(Dataset records)
** Begin **
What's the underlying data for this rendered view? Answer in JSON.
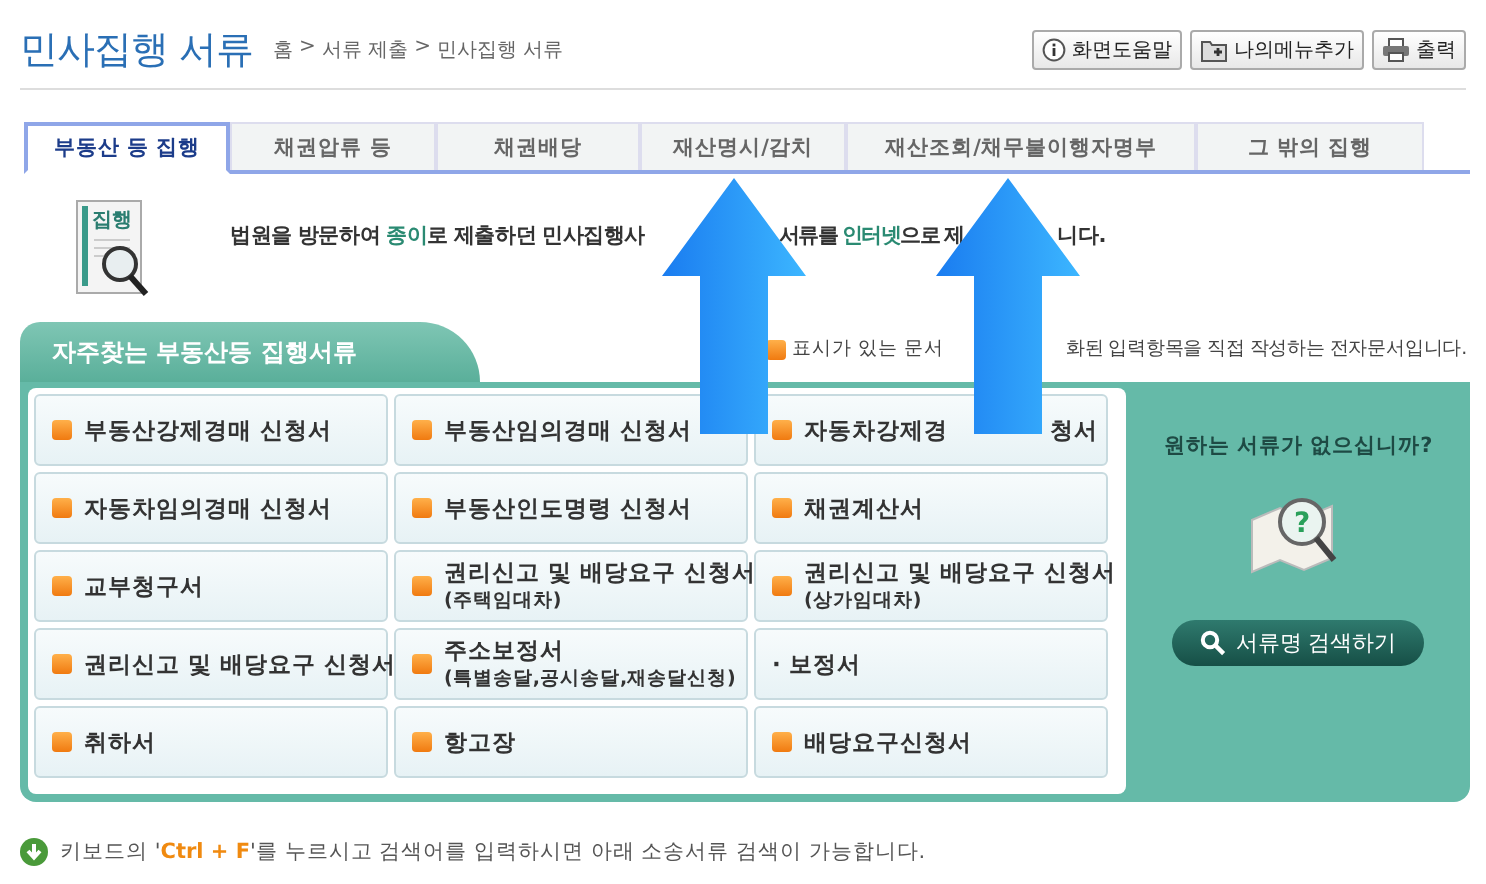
{
  "page_title": "민사집행 서류",
  "breadcrumb": [
    "홈",
    ">",
    "서류 제출",
    ">",
    "민사집행 서류"
  ],
  "header_buttons": [
    {
      "kind": "help",
      "label": "화면도움말"
    },
    {
      "kind": "bookmark",
      "label": "나의메뉴추가"
    },
    {
      "kind": "print",
      "label": "출력"
    }
  ],
  "tabs": [
    {
      "label": "부동산 등 집행",
      "selected": true
    },
    {
      "label": "채권압류 등",
      "selected": false
    },
    {
      "label": "채권배당",
      "selected": false
    },
    {
      "label": "재산명시/감치",
      "selected": false
    },
    {
      "label": "재산조회/채무불이행자명부",
      "selected": false
    },
    {
      "label": "그 밖의 집행",
      "selected": false
    }
  ],
  "intro": {
    "icon_label": "집행",
    "fragments": [
      [
        {
          "text": "법원을 방문하여 ",
          "highlight": false
        },
        {
          "text": "종이",
          "highlight": true
        },
        {
          "text": "로 제출하던 민사집행사",
          "highlight": false
        }
      ],
      [
        {
          "text": "서류를 ",
          "highlight": false
        },
        {
          "text": "인터넷",
          "highlight": true
        },
        {
          "text": "으로 제",
          "highlight": false
        }
      ],
      [
        {
          "text": "니다.",
          "highlight": false
        }
      ]
    ]
  },
  "panel": {
    "title": "자주찾는 부동산등 집행서류",
    "legend": [
      "표시가 있는 문서",
      "화된 입력항목을 직접 작성하는 전자문서입니다."
    ],
    "items": [
      {
        "kind": "e",
        "parts": [
          "부동산강제경매 신청서"
        ]
      },
      {
        "kind": "e",
        "parts": [
          "부동산임의경매 신청서"
        ]
      },
      {
        "kind": "e",
        "parts": [
          "자동차강제경",
          "청서"
        ]
      },
      {
        "kind": "e",
        "parts": [
          "자동차임의경매 신청서"
        ]
      },
      {
        "kind": "e",
        "parts": [
          "부동산인도명령 신청서"
        ]
      },
      {
        "kind": "e",
        "parts": [
          "채권계산서"
        ]
      },
      {
        "kind": "e",
        "parts": [
          "교부청구서"
        ]
      },
      {
        "kind": "e",
        "parts": [
          "권리신고 및 배당요구 신청서"
        ],
        "subtitle": "(주택임대차)"
      },
      {
        "kind": "e",
        "parts": [
          "권리신고 및 배당요구 신청서"
        ],
        "subtitle": "(상가임대차)"
      },
      {
        "kind": "e",
        "parts": [
          "권리신고 및 배당요구 신청서"
        ]
      },
      {
        "kind": "e",
        "parts": [
          "주소보정서"
        ],
        "subtitle": "(특별송달,공시송달,재송달신청)"
      },
      {
        "kind": "plain",
        "parts": [
          "· 보정서"
        ]
      },
      {
        "kind": "e",
        "parts": [
          "취하서"
        ]
      },
      {
        "kind": "e",
        "parts": [
          "항고장"
        ]
      },
      {
        "kind": "e",
        "parts": [
          "배당요구신청서"
        ]
      }
    ],
    "side": {
      "question": "원하는 서류가 없으십니까?",
      "icon_mark": "?",
      "search_button": "서류명 검색하기"
    }
  },
  "footer": "키보드의 '**Ctrl + F**'를 누르시고 검색어를 입력하시면 아래 소송서류 검색이 가능합니다."
}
** End **
*STATED GOAL*
Locate the string "subtitle" in the listing above and copy every line where it occurs.

*RESULT FOR THIS EXERCISE*
        "subtitle": "(주택임대차)"
        "subtitle": "(상가임대차)"
        "subtitle": "(특별송달,공시송달,재송달신청)"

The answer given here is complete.